TASK PROMPT: Would it be possible to write out each entry below exactly, without the pictures?

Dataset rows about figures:
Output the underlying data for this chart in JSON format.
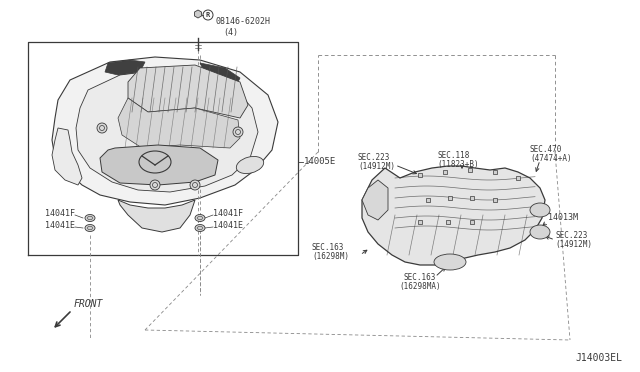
{
  "bg_color": "#ffffff",
  "diagram_id": "J14003EL",
  "parts": {
    "bolt_label": "08146-6202H\n(4)",
    "engine_cover_label": "14005E",
    "manifold_label": "14013M",
    "sec223_top": "SEC.223\n(14912M)",
    "sec118": "SEC.118\n(11823+B)",
    "sec470": "SEC.470\n(47474+A)",
    "sec163_left": "SEC.163\n(16298M)",
    "sec223_right": "SEC.223\n(14912M)",
    "sec163_bottom": "SEC.163\n(16298MA)",
    "front_label": "FRONT"
  },
  "colors": {
    "line": "#3a3a3a",
    "text": "#3a3a3a",
    "dashed": "#888888",
    "bg": "#ffffff",
    "fill_light": "#e8e8e8",
    "fill_mid": "#d0d0d0"
  }
}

RESULT OF THE TASK:
Output the underlying data for this chart in JSON format.
{
  "bg_color": "#ffffff",
  "diagram_id": "J14003EL",
  "parts": {
    "bolt_label": "08146-6202H\n(4)",
    "engine_cover_label": "14005E",
    "manifold_label": "14013M",
    "sec223_top": "SEC.223\n(14912M)",
    "sec118": "SEC.118\n(11823+B)",
    "sec470": "SEC.470\n(47474+A)",
    "sec163_left": "SEC.163\n(16298M)",
    "sec223_right": "SEC.223\n(14912M)",
    "sec163_bottom": "SEC.163\n(16298MA)",
    "front_label": "FRONT"
  },
  "colors": {
    "line": "#3a3a3a",
    "text": "#3a3a3a",
    "dashed": "#888888",
    "bg": "#ffffff",
    "fill_light": "#e8e8e8",
    "fill_mid": "#d0d0d0"
  }
}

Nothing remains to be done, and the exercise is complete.